Repeat, without any change, the entries presented below.

*** Supplied records ***

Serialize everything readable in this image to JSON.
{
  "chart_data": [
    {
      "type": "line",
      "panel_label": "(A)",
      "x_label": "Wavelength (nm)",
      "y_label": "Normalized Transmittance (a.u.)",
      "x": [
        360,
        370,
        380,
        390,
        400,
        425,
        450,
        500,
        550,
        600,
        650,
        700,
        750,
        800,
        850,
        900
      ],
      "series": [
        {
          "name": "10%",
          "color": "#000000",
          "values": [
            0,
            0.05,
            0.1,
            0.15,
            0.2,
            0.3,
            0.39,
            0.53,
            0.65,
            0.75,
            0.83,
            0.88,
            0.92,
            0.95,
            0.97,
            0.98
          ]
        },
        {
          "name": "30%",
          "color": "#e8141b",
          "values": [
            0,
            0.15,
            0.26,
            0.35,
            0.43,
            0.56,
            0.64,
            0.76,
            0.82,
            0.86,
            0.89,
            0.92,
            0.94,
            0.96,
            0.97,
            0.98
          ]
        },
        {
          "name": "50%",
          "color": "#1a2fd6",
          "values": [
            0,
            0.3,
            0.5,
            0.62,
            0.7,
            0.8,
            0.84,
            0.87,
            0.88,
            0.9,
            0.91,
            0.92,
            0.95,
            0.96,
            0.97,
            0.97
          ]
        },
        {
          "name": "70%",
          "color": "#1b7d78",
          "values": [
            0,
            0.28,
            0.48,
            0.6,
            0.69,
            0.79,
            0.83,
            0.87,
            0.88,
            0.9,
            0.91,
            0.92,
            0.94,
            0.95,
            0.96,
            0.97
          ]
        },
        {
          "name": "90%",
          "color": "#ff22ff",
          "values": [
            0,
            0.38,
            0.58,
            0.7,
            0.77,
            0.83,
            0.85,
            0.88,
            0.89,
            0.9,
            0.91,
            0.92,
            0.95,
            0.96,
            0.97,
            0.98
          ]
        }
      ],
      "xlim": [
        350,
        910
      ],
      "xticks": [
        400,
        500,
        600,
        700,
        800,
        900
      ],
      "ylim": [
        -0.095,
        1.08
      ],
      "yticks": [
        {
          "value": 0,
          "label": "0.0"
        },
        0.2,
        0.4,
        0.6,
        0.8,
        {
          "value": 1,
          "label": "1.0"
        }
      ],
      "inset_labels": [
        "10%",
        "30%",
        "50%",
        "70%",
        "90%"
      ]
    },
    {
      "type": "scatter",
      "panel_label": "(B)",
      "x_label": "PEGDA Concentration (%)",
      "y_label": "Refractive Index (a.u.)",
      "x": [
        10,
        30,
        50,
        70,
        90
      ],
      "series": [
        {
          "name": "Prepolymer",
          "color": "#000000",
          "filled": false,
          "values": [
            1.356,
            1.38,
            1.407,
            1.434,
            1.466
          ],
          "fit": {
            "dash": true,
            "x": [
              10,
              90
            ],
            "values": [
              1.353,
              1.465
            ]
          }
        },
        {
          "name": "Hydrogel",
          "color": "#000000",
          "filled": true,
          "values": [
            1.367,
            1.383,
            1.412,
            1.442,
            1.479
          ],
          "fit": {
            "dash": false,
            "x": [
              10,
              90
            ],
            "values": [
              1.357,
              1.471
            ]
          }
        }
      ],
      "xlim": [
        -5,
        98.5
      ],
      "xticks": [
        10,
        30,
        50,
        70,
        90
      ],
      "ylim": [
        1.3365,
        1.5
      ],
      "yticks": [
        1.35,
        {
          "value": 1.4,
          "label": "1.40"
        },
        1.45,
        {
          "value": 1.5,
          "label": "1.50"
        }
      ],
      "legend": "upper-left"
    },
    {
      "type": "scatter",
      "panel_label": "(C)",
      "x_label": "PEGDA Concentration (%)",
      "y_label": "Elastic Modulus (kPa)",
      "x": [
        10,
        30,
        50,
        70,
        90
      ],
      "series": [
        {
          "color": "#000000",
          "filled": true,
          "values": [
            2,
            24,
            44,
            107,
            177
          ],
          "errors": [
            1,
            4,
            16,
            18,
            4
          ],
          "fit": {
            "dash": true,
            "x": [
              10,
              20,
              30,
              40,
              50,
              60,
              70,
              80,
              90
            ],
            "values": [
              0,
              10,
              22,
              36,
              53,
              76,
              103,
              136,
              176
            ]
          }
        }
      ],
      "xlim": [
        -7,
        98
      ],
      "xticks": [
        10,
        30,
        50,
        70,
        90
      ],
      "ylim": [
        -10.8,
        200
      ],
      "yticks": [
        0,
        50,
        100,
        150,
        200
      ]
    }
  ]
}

***

### Task answer
Serialize everything readable in this image to JSON.
{
  "chart_data": [
    {
      "type": "line",
      "panel_label": "(A)",
      "x_label": "Wavelength (nm)",
      "y_label": "Normalized Transmittance (a.u.)",
      "x": [
        360,
        370,
        380,
        390,
        400,
        425,
        450,
        500,
        550,
        600,
        650,
        700,
        750,
        800,
        850,
        900
      ],
      "series": [
        {
          "name": "10%",
          "color": "#000000",
          "values": [
            0,
            0.05,
            0.1,
            0.15,
            0.2,
            0.3,
            0.39,
            0.53,
            0.65,
            0.75,
            0.83,
            0.88,
            0.92,
            0.95,
            0.97,
            0.98
          ]
        },
        {
          "name": "30%",
          "color": "#e8141b",
          "values": [
            0,
            0.15,
            0.26,
            0.35,
            0.43,
            0.56,
            0.64,
            0.76,
            0.82,
            0.86,
            0.89,
            0.92,
            0.94,
            0.96,
            0.97,
            0.98
          ]
        },
        {
          "name": "50%",
          "color": "#1a2fd6",
          "values": [
            0,
            0.3,
            0.5,
            0.62,
            0.7,
            0.8,
            0.84,
            0.87,
            0.88,
            0.9,
            0.91,
            0.92,
            0.95,
            0.96,
            0.97,
            0.97
          ]
        },
        {
          "name": "70%",
          "color": "#1b7d78",
          "values": [
            0,
            0.28,
            0.48,
            0.6,
            0.69,
            0.79,
            0.83,
            0.87,
            0.88,
            0.9,
            0.91,
            0.92,
            0.94,
            0.95,
            0.96,
            0.97
          ]
        },
        {
          "name": "90%",
          "color": "#ff22ff",
          "values": [
            0,
            0.38,
            0.58,
            0.7,
            0.77,
            0.83,
            0.85,
            0.88,
            0.89,
            0.9,
            0.91,
            0.92,
            0.95,
            0.96,
            0.97,
            0.98
          ]
        }
      ],
      "xlim": [
        350,
        910
      ],
      "xticks": [
        400,
        500,
        600,
        700,
        800,
        900
      ],
      "ylim": [
        -0.095,
        1.08
      ],
      "yticks": [
        {
          "value": 0,
          "label": "0.0"
        },
        0.2,
        0.4,
        0.6,
        0.8,
        {
          "value": 1,
          "label": "1.0"
        }
      ],
      "inset_labels": [
        "10%",
        "30%",
        "50%",
        "70%",
        "90%"
      ]
    },
    {
      "type": "scatter",
      "panel_label": "(B)",
      "x_label": "PEGDA Concentration (%)",
      "y_label": "Refractive Index (a.u.)",
      "x": [
        10,
        30,
        50,
        70,
        90
      ],
      "series": [
        {
          "name": "Prepolymer",
          "color": "#000000",
          "filled": false,
          "values": [
            1.356,
            1.38,
            1.407,
            1.434,
            1.466
          ],
          "fit": {
            "dash": true,
            "x": [
              10,
              90
            ],
            "values": [
              1.353,
              1.465
            ]
          }
        },
        {
          "name": "Hydrogel",
          "color": "#000000",
          "filled": true,
          "values": [
            1.367,
            1.383,
            1.412,
            1.442,
            1.479
          ],
          "fit": {
            "dash": false,
            "x": [
              10,
              90
            ],
            "values": [
              1.357,
              1.471
            ]
          }
        }
      ],
      "xlim": [
        -5,
        98.5
      ],
      "xticks": [
        10,
        30,
        50,
        70,
        90
      ],
      "ylim": [
        1.3365,
        1.5
      ],
      "yticks": [
        1.35,
        {
          "value": 1.4,
          "label": "1.40"
        },
        1.45,
        {
          "value": 1.5,
          "label": "1.50"
        }
      ],
      "legend": "upper-left"
    },
    {
      "type": "scatter",
      "panel_label": "(C)",
      "x_label": "PEGDA Concentration (%)",
      "y_label": "Elastic Modulus (kPa)",
      "x": [
        10,
        30,
        50,
        70,
        90
      ],
      "series": [
        {
          "color": "#000000",
          "filled": true,
          "values": [
            2,
            24,
            44,
            107,
            177
          ],
          "errors": [
            1,
            4,
            16,
            18,
            4
          ],
          "fit": {
            "dash": true,
            "x": [
              10,
              20,
              30,
              40,
              50,
              60,
              70,
              80,
              90
            ],
            "values": [
              0,
              10,
              22,
              36,
              53,
              76,
              103,
              136,
              176
            ]
          }
        }
      ],
      "xlim": [
        -7,
        98
      ],
      "xticks": [
        10,
        30,
        50,
        70,
        90
      ],
      "ylim": [
        -10.8,
        200
      ],
      "yticks": [
        0,
        50,
        100,
        150,
        200
      ]
    }
  ]
}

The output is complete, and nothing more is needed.